# ENTRIES PROVIDED:
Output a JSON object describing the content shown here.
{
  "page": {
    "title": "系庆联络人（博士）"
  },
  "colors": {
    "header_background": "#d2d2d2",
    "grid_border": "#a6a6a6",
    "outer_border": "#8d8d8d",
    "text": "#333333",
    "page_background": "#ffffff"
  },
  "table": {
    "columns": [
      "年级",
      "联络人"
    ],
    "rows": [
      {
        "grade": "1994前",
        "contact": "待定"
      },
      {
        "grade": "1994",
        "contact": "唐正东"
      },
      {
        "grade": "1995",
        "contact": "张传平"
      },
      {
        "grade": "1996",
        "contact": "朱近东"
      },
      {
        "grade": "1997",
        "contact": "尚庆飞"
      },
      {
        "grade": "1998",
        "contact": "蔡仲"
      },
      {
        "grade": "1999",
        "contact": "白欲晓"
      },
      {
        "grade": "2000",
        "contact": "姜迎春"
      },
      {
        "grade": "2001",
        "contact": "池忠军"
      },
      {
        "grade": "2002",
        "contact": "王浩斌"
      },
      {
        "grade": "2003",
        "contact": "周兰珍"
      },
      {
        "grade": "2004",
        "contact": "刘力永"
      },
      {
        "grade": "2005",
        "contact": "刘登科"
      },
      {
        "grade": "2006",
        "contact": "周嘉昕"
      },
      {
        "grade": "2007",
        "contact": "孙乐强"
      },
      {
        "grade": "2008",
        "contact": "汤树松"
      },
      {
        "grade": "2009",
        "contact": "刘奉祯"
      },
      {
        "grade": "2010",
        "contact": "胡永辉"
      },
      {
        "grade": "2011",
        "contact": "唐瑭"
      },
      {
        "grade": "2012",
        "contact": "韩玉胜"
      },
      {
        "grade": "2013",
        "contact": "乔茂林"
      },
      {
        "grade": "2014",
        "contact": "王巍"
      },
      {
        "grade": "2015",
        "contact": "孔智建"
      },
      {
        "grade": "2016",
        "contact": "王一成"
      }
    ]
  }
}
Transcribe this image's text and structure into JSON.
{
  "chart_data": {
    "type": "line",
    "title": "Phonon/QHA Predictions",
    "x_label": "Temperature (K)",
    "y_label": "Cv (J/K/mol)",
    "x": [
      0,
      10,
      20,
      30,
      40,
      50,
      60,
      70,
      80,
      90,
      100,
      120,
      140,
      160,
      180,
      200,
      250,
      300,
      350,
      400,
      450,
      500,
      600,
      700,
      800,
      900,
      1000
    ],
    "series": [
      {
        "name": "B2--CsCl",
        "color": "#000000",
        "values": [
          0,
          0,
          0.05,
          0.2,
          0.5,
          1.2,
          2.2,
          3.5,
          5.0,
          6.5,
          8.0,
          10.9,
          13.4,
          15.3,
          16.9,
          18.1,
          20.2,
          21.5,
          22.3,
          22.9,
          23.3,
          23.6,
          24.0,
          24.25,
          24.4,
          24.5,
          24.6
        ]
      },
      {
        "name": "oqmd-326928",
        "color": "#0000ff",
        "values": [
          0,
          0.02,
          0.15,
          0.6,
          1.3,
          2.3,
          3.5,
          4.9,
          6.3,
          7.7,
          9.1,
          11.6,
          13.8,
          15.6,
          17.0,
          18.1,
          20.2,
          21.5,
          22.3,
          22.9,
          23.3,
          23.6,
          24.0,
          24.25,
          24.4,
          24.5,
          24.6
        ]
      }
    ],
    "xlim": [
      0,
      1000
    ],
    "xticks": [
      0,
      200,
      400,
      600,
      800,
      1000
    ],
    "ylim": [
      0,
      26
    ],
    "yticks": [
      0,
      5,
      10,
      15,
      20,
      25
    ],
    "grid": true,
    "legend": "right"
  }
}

# INSTRUCTION:
Repeat every record, exactly as written.

# TASK OUTPUT:
Output a JSON object describing the content shown here.
{
  "page": {
    "title": "系庆联络人（博士）"
  },
  "colors": {
    "header_background": "#d2d2d2",
    "grid_border": "#a6a6a6",
    "outer_border": "#8d8d8d",
    "text": "#333333",
    "page_background": "#ffffff"
  },
  "table": {
    "columns": [
      "年级",
      "联络人"
    ],
    "rows": [
      {
        "grade": "1994前",
        "contact": "待定"
      },
      {
        "grade": "1994",
        "contact": "唐正东"
      },
      {
        "grade": "1995",
        "contact": "张传平"
      },
      {
        "grade": "1996",
        "contact": "朱近东"
      },
      {
        "grade": "1997",
        "contact": "尚庆飞"
      },
      {
        "grade": "1998",
        "contact": "蔡仲"
      },
      {
        "grade": "1999",
        "contact": "白欲晓"
      },
      {
        "grade": "2000",
        "contact": "姜迎春"
      },
      {
        "grade": "2001",
        "contact": "池忠军"
      },
      {
        "grade": "2002",
        "contact": "王浩斌"
      },
      {
        "grade": "2003",
        "contact": "周兰珍"
      },
      {
        "grade": "2004",
        "contact": "刘力永"
      },
      {
        "grade": "2005",
        "contact": "刘登科"
      },
      {
        "grade": "2006",
        "contact": "周嘉昕"
      },
      {
        "grade": "2007",
        "contact": "孙乐强"
      },
      {
        "grade": "2008",
        "contact": "汤树松"
      },
      {
        "grade": "2009",
        "contact": "刘奉祯"
      },
      {
        "grade": "2010",
        "contact": "胡永辉"
      },
      {
        "grade": "2011",
        "contact": "唐瑭"
      },
      {
        "grade": "2012",
        "contact": "韩玉胜"
      },
      {
        "grade": "2013",
        "contact": "乔茂林"
      },
      {
        "grade": "2014",
        "contact": "王巍"
      },
      {
        "grade": "2015",
        "contact": "孔智建"
      },
      {
        "grade": "2016",
        "contact": "王一成"
      }
    ]
  }
}
Transcribe this image's text and structure into JSON.
{
  "chart_data": {
    "type": "line",
    "title": "Phonon/QHA Predictions",
    "x_label": "Temperature (K)",
    "y_label": "Cv (J/K/mol)",
    "x": [
      0,
      10,
      20,
      30,
      40,
      50,
      60,
      70,
      80,
      90,
      100,
      120,
      140,
      160,
      180,
      200,
      250,
      300,
      350,
      400,
      450,
      500,
      600,
      700,
      800,
      900,
      1000
    ],
    "series": [
      {
        "name": "B2--CsCl",
        "color": "#000000",
        "values": [
          0,
          0,
          0.05,
          0.2,
          0.5,
          1.2,
          2.2,
          3.5,
          5.0,
          6.5,
          8.0,
          10.9,
          13.4,
          15.3,
          16.9,
          18.1,
          20.2,
          21.5,
          22.3,
          22.9,
          23.3,
          23.6,
          24.0,
          24.25,
          24.4,
          24.5,
          24.6
        ]
      },
      {
        "name": "oqmd-326928",
        "color": "#0000ff",
        "values": [
          0,
          0.02,
          0.15,
          0.6,
          1.3,
          2.3,
          3.5,
          4.9,
          6.3,
          7.7,
          9.1,
          11.6,
          13.8,
          15.6,
          17.0,
          18.1,
          20.2,
          21.5,
          22.3,
          22.9,
          23.3,
          23.6,
          24.0,
          24.25,
          24.4,
          24.5,
          24.6
        ]
      }
    ],
    "xlim": [
      0,
      1000
    ],
    "xticks": [
      0,
      200,
      400,
      600,
      800,
      1000
    ],
    "ylim": [
      0,
      26
    ],
    "yticks": [
      0,
      5,
      10,
      15,
      20,
      25
    ],
    "grid": true,
    "legend": "right"
  }
}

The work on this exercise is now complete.